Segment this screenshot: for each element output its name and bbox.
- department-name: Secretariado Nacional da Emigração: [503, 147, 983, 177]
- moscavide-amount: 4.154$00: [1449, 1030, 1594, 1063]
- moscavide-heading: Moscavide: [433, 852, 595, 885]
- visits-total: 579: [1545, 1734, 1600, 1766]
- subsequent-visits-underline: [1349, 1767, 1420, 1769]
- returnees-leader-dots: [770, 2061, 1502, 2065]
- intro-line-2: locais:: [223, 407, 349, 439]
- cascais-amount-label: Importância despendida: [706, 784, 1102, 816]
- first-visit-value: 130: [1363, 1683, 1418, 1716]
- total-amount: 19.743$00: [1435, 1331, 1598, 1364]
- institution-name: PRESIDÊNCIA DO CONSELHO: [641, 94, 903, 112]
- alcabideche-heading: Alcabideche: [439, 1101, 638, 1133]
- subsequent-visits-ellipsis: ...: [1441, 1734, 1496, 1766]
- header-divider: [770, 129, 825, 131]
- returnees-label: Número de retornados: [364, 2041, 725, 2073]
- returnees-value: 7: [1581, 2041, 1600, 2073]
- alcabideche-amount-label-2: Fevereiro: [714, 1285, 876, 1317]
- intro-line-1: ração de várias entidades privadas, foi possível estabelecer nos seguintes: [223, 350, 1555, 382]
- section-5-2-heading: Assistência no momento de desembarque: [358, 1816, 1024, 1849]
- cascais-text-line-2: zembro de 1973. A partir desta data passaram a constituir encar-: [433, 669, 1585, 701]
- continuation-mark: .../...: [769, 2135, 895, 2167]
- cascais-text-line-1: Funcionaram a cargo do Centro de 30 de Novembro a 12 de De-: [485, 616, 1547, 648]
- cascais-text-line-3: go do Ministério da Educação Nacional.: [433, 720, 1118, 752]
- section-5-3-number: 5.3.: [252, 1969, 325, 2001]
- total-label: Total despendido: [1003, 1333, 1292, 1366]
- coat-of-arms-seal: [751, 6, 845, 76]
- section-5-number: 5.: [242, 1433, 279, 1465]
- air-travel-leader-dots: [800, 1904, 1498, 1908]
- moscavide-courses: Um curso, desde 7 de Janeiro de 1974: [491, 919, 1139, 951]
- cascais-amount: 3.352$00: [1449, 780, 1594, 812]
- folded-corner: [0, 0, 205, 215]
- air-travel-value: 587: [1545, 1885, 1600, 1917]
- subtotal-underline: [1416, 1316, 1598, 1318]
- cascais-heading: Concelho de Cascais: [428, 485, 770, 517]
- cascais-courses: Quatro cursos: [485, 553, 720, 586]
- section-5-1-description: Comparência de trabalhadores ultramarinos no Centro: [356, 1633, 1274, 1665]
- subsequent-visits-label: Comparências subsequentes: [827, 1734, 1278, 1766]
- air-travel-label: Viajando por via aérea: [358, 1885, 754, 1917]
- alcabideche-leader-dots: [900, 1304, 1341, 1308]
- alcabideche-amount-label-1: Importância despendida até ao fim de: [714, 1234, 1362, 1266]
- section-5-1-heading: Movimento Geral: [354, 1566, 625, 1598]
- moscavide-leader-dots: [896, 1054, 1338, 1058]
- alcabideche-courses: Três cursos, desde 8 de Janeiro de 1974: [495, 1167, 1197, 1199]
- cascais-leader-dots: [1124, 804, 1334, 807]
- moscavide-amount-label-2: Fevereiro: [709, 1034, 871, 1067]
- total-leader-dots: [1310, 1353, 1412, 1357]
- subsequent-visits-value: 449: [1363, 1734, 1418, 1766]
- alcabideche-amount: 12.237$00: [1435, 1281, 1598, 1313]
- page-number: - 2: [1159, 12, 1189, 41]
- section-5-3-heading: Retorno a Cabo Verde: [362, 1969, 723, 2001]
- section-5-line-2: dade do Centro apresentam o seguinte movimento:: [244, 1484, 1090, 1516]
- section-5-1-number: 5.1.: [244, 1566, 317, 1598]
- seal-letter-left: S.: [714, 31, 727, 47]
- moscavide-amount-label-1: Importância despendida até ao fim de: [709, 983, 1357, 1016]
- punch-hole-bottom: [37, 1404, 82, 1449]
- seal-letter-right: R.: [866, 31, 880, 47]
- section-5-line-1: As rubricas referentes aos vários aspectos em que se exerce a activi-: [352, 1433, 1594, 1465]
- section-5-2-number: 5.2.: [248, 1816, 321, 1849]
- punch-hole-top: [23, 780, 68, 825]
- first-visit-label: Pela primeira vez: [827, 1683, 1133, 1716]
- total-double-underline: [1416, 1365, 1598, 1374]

--

#### Objective
Copy out the stretch of the records from the beginning through the line containing "- returnees-leader-dots: [770, 2061, 1502, 2065]", reproducing every line in it verbatim.

#### Exercise result
Segment this screenshot: for each element output its name and bbox.
- department-name: Secretariado Nacional da Emigração: [503, 147, 983, 177]
- moscavide-amount: 4.154$00: [1449, 1030, 1594, 1063]
- moscavide-heading: Moscavide: [433, 852, 595, 885]
- visits-total: 579: [1545, 1734, 1600, 1766]
- subsequent-visits-underline: [1349, 1767, 1420, 1769]
- returnees-leader-dots: [770, 2061, 1502, 2065]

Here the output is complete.